Data for this exercise:
■ ■ ■ ■ ■ ■ ■

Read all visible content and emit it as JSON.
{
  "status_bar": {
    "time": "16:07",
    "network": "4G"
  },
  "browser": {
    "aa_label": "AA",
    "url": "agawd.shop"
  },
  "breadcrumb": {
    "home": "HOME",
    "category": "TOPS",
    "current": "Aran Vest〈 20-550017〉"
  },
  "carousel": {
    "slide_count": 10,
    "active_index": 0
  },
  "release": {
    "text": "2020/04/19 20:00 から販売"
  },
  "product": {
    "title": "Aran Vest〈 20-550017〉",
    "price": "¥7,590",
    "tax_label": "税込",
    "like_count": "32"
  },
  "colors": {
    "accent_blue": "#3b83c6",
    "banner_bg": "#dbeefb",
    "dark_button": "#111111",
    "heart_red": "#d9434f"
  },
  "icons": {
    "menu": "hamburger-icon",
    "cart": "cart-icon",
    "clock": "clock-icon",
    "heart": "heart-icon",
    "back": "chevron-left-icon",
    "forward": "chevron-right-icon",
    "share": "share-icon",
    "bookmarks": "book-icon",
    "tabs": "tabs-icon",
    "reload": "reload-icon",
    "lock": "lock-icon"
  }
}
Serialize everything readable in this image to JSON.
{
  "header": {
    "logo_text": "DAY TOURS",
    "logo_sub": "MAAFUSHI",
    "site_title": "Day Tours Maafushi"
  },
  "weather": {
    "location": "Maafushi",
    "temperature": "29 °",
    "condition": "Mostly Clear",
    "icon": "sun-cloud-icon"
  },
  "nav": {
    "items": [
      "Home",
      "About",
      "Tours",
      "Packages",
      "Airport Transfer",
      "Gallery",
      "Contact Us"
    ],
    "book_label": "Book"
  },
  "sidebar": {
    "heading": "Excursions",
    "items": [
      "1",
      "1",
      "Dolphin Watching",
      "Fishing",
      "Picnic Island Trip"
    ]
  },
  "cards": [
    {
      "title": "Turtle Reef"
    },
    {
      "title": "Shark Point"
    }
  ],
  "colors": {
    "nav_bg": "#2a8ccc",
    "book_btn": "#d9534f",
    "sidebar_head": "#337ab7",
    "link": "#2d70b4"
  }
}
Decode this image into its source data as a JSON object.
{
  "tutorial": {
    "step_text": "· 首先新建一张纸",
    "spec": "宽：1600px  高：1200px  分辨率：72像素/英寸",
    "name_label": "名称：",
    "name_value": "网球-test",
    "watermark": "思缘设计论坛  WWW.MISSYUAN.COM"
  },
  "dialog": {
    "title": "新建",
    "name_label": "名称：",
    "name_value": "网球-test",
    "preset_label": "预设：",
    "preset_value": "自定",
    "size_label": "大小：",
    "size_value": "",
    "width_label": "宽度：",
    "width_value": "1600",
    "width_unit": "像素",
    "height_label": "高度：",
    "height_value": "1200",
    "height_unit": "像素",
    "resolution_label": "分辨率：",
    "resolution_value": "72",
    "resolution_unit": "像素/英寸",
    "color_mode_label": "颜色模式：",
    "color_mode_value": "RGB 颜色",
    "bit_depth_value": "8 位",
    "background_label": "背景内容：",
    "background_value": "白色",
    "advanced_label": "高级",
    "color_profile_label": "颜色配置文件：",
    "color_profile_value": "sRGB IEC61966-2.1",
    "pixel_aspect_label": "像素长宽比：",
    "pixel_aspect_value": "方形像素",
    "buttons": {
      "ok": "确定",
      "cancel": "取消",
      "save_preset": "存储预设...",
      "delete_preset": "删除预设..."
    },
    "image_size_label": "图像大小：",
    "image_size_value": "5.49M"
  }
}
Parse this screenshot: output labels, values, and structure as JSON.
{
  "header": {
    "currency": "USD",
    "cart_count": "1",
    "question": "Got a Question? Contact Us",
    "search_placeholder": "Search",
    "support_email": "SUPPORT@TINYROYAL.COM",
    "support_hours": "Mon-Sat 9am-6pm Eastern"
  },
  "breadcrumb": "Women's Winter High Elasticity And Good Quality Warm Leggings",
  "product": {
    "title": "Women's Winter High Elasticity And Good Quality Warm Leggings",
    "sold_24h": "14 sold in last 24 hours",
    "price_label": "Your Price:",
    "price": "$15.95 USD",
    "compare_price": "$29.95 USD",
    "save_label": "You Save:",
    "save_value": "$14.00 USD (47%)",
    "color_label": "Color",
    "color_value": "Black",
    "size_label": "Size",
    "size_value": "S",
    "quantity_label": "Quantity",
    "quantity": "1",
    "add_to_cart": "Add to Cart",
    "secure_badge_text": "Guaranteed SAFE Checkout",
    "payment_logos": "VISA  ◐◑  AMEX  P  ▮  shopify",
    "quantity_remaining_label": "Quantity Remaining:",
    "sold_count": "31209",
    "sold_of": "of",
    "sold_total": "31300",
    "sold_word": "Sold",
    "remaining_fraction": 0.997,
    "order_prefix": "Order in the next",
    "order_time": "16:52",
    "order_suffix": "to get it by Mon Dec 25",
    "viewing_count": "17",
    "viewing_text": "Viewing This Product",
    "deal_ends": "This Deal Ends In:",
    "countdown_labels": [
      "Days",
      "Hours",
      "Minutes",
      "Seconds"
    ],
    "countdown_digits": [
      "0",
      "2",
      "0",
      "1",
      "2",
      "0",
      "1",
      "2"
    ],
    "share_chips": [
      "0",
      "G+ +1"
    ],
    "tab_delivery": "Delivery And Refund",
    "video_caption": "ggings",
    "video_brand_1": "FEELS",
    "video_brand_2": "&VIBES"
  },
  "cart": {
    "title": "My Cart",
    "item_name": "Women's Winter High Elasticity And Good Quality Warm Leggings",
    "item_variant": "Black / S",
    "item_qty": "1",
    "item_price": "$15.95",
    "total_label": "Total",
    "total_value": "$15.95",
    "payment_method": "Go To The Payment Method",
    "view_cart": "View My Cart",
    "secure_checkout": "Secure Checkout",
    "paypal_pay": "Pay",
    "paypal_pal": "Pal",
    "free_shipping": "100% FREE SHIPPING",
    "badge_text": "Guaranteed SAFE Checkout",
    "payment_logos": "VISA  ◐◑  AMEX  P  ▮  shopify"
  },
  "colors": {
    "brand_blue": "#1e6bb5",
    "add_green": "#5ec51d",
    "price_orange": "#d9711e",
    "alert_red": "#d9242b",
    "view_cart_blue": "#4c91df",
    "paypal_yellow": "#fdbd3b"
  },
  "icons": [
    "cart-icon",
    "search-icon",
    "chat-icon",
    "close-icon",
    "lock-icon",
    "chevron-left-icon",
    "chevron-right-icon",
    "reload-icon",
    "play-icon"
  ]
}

■ ■ ■ ■ ■ ■ ■

Set problem: Print all of the entries exactly as they are written.

Task answer:
Read all visible content and emit it as JSON.
{
  "status_bar": {
    "time": "16:07",
    "network": "4G"
  },
  "browser": {
    "aa_label": "AA",
    "url": "agawd.shop"
  },
  "breadcrumb": {
    "home": "HOME",
    "category": "TOPS",
    "current": "Aran Vest〈 20-550017〉"
  },
  "carousel": {
    "slide_count": 10,
    "active_index": 0
  },
  "release": {
    "text": "2020/04/19 20:00 から販売"
  },
  "product": {
    "title": "Aran Vest〈 20-550017〉",
    "price": "¥7,590",
    "tax_label": "税込",
    "like_count": "32"
  },
  "colors": {
    "accent_blue": "#3b83c6",
    "banner_bg": "#dbeefb",
    "dark_button": "#111111",
    "heart_red": "#d9434f"
  },
  "icons": {
    "menu": "hamburger-icon",
    "cart": "cart-icon",
    "clock": "clock-icon",
    "heart": "heart-icon",
    "back": "chevron-left-icon",
    "forward": "chevron-right-icon",
    "share": "share-icon",
    "bookmarks": "book-icon",
    "tabs": "tabs-icon",
    "reload": "reload-icon",
    "lock": "lock-icon"
  }
}
Serialize everything readable in this image to JSON.
{
  "header": {
    "logo_text": "DAY TOURS",
    "logo_sub": "MAAFUSHI",
    "site_title": "Day Tours Maafushi"
  },
  "weather": {
    "location": "Maafushi",
    "temperature": "29 °",
    "condition": "Mostly Clear",
    "icon": "sun-cloud-icon"
  },
  "nav": {
    "items": [
      "Home",
      "About",
      "Tours",
      "Packages",
      "Airport Transfer",
      "Gallery",
      "Contact Us"
    ],
    "book_label": "Book"
  },
  "sidebar": {
    "heading": "Excursions",
    "items": [
      "1",
      "1",
      "Dolphin Watching",
      "Fishing",
      "Picnic Island Trip"
    ]
  },
  "cards": [
    {
      "title": "Turtle Reef"
    },
    {
      "title": "Shark Point"
    }
  ],
  "colors": {
    "nav_bg": "#2a8ccc",
    "book_btn": "#d9534f",
    "sidebar_head": "#337ab7",
    "link": "#2d70b4"
  }
}
Decode this image into its source data as a JSON object.
{
  "tutorial": {
    "step_text": "· 首先新建一张纸",
    "spec": "宽：1600px  高：1200px  分辨率：72像素/英寸",
    "name_label": "名称：",
    "name_value": "网球-test",
    "watermark": "思缘设计论坛  WWW.MISSYUAN.COM"
  },
  "dialog": {
    "title": "新建",
    "name_label": "名称：",
    "name_value": "网球-test",
    "preset_label": "预设：",
    "preset_value": "自定",
    "size_label": "大小：",
    "size_value": "",
    "width_label": "宽度：",
    "width_value": "1600",
    "width_unit": "像素",
    "height_label": "高度：",
    "height_value": "1200",
    "height_unit": "像素",
    "resolution_label": "分辨率：",
    "resolution_value": "72",
    "resolution_unit": "像素/英寸",
    "color_mode_label": "颜色模式：",
    "color_mode_value": "RGB 颜色",
    "bit_depth_value": "8 位",
    "background_label": "背景内容：",
    "background_value": "白色",
    "advanced_label": "高级",
    "color_profile_label": "颜色配置文件：",
    "color_profile_value": "sRGB IEC61966-2.1",
    "pixel_aspect_label": "像素长宽比：",
    "pixel_aspect_value": "方形像素",
    "buttons": {
      "ok": "确定",
      "cancel": "取消",
      "save_preset": "存储预设...",
      "delete_preset": "删除预设..."
    },
    "image_size_label": "图像大小：",
    "image_size_value": "5.49M"
  }
}
Parse this screenshot: output labels, values, and structure as JSON.
{
  "header": {
    "currency": "USD",
    "cart_count": "1",
    "question": "Got a Question? Contact Us",
    "search_placeholder": "Search",
    "support_email": "SUPPORT@TINYROYAL.COM",
    "support_hours": "Mon-Sat 9am-6pm Eastern"
  },
  "breadcrumb": "Women's Winter High Elasticity And Good Quality Warm Leggings",
  "product": {
    "title": "Women's Winter High Elasticity And Good Quality Warm Leggings",
    "sold_24h": "14 sold in last 24 hours",
    "price_label": "Your Price:",
    "price": "$15.95 USD",
    "compare_price": "$29.95 USD",
    "save_label": "You Save:",
    "save_value": "$14.00 USD (47%)",
    "color_label": "Color",
    "color_value": "Black",
    "size_label": "Size",
    "size_value": "S",
    "quantity_label": "Quantity",
    "quantity": "1",
    "add_to_cart": "Add to Cart",
    "secure_badge_text": "Guaranteed SAFE Checkout",
    "payment_logos": "VISA  ◐◑  AMEX  P  ▮  shopify",
    "quantity_remaining_label": "Quantity Remaining:",
    "sold_count": "31209",
    "sold_of": "of",
    "sold_total": "31300",
    "sold_word": "Sold",
    "remaining_fraction": 0.997,
    "order_prefix": "Order in the next",
    "order_time": "16:52",
    "order_suffix": "to get it by Mon Dec 25",
    "viewing_count": "17",
    "viewing_text": "Viewing This Product",
    "deal_ends": "This Deal Ends In:",
    "countdown_labels": [
      "Days",
      "Hours",
      "Minutes",
      "Seconds"
    ],
    "countdown_digits": [
      "0",
      "2",
      "0",
      "1",
      "2",
      "0",
      "1",
      "2"
    ],
    "share_chips": [
      "0",
      "G+ +1"
    ],
    "tab_delivery": "Delivery And Refund",
    "video_caption": "ggings",
    "video_brand_1": "FEELS",
    "video_brand_2": "&VIBES"
  },
  "cart": {
    "title": "My Cart",
    "item_name": "Women's Winter High Elasticity And Good Quality Warm Leggings",
    "item_variant": "Black / S",
    "item_qty": "1",
    "item_price": "$15.95",
    "total_label": "Total",
    "total_value": "$15.95",
    "payment_method": "Go To The Payment Method",
    "view_cart": "View My Cart",
    "secure_checkout": "Secure Checkout",
    "paypal_pay": "Pay",
    "paypal_pal": "Pal",
    "free_shipping": "100% FREE SHIPPING",
    "badge_text": "Guaranteed SAFE Checkout",
    "payment_logos": "VISA  ◐◑  AMEX  P  ▮  shopify"
  },
  "colors": {
    "brand_blue": "#1e6bb5",
    "add_green": "#5ec51d",
    "price_orange": "#d9711e",
    "alert_red": "#d9242b",
    "view_cart_blue": "#4c91df",
    "paypal_yellow": "#fdbd3b"
  },
  "icons": [
    "cart-icon",
    "search-icon",
    "chat-icon",
    "close-icon",
    "lock-icon",
    "chevron-left-icon",
    "chevron-right-icon",
    "reload-icon",
    "play-icon"
  ]
}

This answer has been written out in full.